Stored entries:
----

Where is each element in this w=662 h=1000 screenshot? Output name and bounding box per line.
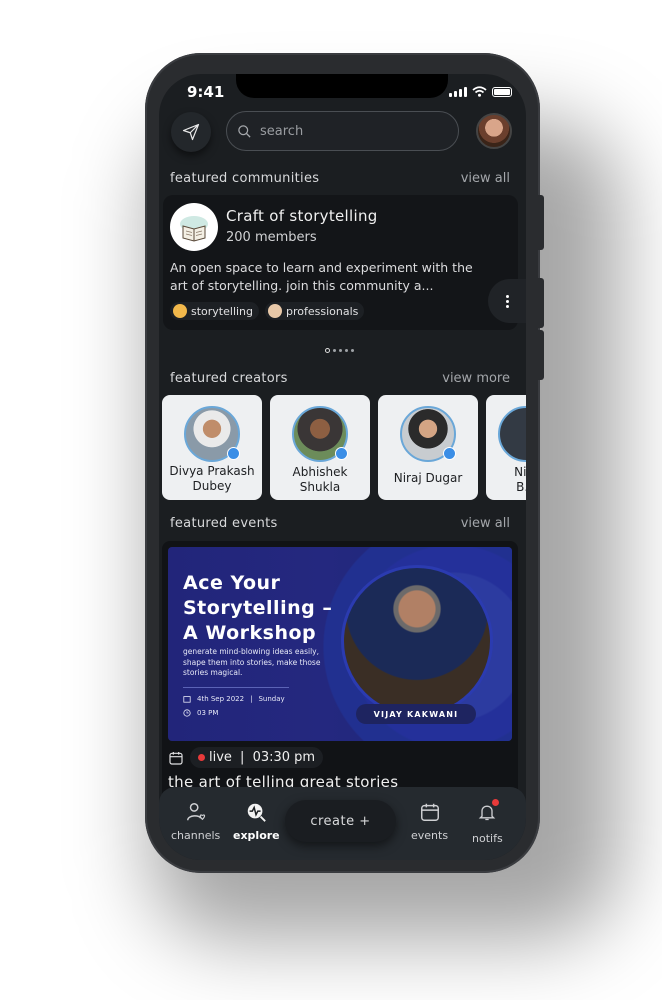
community-tags: storytelling professionals xyxy=(170,302,365,320)
tag-icon xyxy=(268,304,283,318)
side-button xyxy=(538,278,544,328)
section-title-creators: featured creators xyxy=(170,371,288,386)
wifi-icon xyxy=(472,86,487,97)
creator-card[interactable]: Niraj Dugar xyxy=(378,395,478,500)
separator: | xyxy=(235,750,249,765)
pager-dot[interactable] xyxy=(345,349,348,352)
creator-name: Divya Prakash Dubey xyxy=(169,464,255,493)
notch xyxy=(236,74,448,98)
battery-icon xyxy=(492,86,512,97)
nav-label: explore xyxy=(233,829,280,842)
section-title-communities: featured communities xyxy=(170,171,320,186)
creator-avatar xyxy=(184,406,240,462)
community-name: Craft of storytelling xyxy=(226,207,378,225)
speaker-photo xyxy=(341,565,493,717)
community-card[interactable]: Craft of storytelling 200 members An ope… xyxy=(163,195,518,330)
side-button xyxy=(538,330,544,380)
creators-list: Divya Prakash Dubey Abhishek Shukla Nira… xyxy=(162,395,526,500)
verified-icon xyxy=(443,447,456,460)
creator-card[interactable]: Abhishek Shukla xyxy=(270,395,370,500)
banner-title: Ace Your Storytelling – A Workshop xyxy=(183,572,333,644)
live-label: live xyxy=(209,750,232,765)
explore-icon xyxy=(248,803,267,822)
tag-storytelling[interactable]: storytelling xyxy=(170,302,260,320)
banner-time: 03 PM xyxy=(183,709,218,717)
pager-dot[interactable] xyxy=(333,349,336,352)
calendar-icon xyxy=(183,696,191,703)
banner-time-text: 03 PM xyxy=(197,709,219,717)
app-screen: 9:41 featured communities view all Craft… xyxy=(159,74,526,860)
banner-day-text: Sunday xyxy=(258,695,285,703)
clock-icon xyxy=(183,709,191,717)
creator-avatar xyxy=(292,406,348,462)
separator: | xyxy=(250,695,253,703)
signal-icon xyxy=(449,86,467,97)
search-input[interactable] xyxy=(260,123,440,139)
side-button xyxy=(538,195,544,250)
divider xyxy=(183,687,289,688)
banner-date: 4th Sep 2022 | Sunday xyxy=(183,695,285,703)
events-icon xyxy=(420,803,439,821)
nav-events[interactable]: events xyxy=(411,801,448,842)
community-members: 200 members xyxy=(226,230,317,245)
more-options-button[interactable] xyxy=(488,279,526,323)
creator-name: Abhishek Shukla xyxy=(292,465,348,494)
view-all-communities-link[interactable]: view all xyxy=(461,171,510,186)
community-description: An open space to learn and experiment wi… xyxy=(170,260,473,293)
banner-date-text: 4th Sep 2022 xyxy=(197,695,245,703)
carousel-pager xyxy=(325,348,354,353)
pager-dot[interactable] xyxy=(339,349,342,352)
banner-subtitle: generate mind-blowing ideas easily, shap… xyxy=(183,647,321,677)
nav-notifs[interactable]: notifs xyxy=(472,799,503,845)
event-banner: VIJAY KAKWANI Ace Your Storytelling – A … xyxy=(168,547,512,741)
pager-dot[interactable] xyxy=(325,348,330,353)
tag-professionals[interactable]: professionals xyxy=(265,302,365,320)
live-dot-icon xyxy=(198,754,205,761)
creator-name: Ni... B... xyxy=(514,465,526,494)
status-time: 9:41 xyxy=(187,83,225,101)
tag-icon xyxy=(173,304,187,318)
event-card[interactable]: VIJAY KAKWANI Ace Your Storytelling – A … xyxy=(162,541,518,801)
view-more-creators-link[interactable]: view more xyxy=(442,371,510,386)
creator-card[interactable]: Divya Prakash Dubey xyxy=(162,395,262,500)
nav-channels[interactable]: channels xyxy=(171,801,220,842)
create-button[interactable]: create + xyxy=(285,800,396,842)
search-icon xyxy=(238,124,251,138)
speaker-name: VIJAY KAKWANI xyxy=(356,704,476,724)
live-badge: live | 03:30 pm xyxy=(190,747,324,768)
nav-explore[interactable]: explore xyxy=(233,801,280,842)
channels-icon xyxy=(186,803,205,821)
send-button[interactable] xyxy=(171,112,211,152)
verified-icon xyxy=(335,447,348,460)
community-logo xyxy=(170,203,218,251)
nav-label: events xyxy=(411,829,449,842)
creator-avatar xyxy=(400,406,456,462)
event-time: 03:30 pm xyxy=(252,750,316,765)
profile-avatar[interactable] xyxy=(476,113,512,149)
section-title-events: featured events xyxy=(170,516,278,531)
event-meta: live | 03:30 pm xyxy=(168,747,324,768)
status-icons xyxy=(449,86,512,97)
tag-label: professionals xyxy=(286,304,359,318)
tag-label: storytelling xyxy=(191,304,254,318)
verified-icon xyxy=(227,447,240,460)
send-icon xyxy=(182,123,200,141)
bell-wrapper xyxy=(477,799,500,826)
bottom-nav: channels explore create + events notifs xyxy=(159,787,526,860)
creator-card[interactable]: Ni... B... xyxy=(486,395,526,500)
notification-dot xyxy=(492,799,500,806)
creator-avatar xyxy=(498,406,526,462)
creator-name: Niraj Dugar xyxy=(393,471,463,485)
search-bar[interactable] xyxy=(226,111,459,151)
view-all-events-link[interactable]: view all xyxy=(461,516,510,531)
book-icon xyxy=(180,216,208,242)
nav-label: notifs xyxy=(472,832,503,845)
nav-label: channels xyxy=(171,829,221,842)
pager-dot[interactable] xyxy=(351,349,354,352)
calendar-icon xyxy=(169,751,183,765)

----

● Short task
Pull out every line in the entries above that contains the word "VIJAY".

● Full output
event-banner: VIJAY KAKWANI Ace Your Storytelling – A … xyxy=(168,547,512,741)
event-card[interactable]: VIJAY KAKWANI Ace Your Storytelling – A … xyxy=(162,541,518,801)
speaker-name: VIJAY KAKWANI xyxy=(356,704,476,724)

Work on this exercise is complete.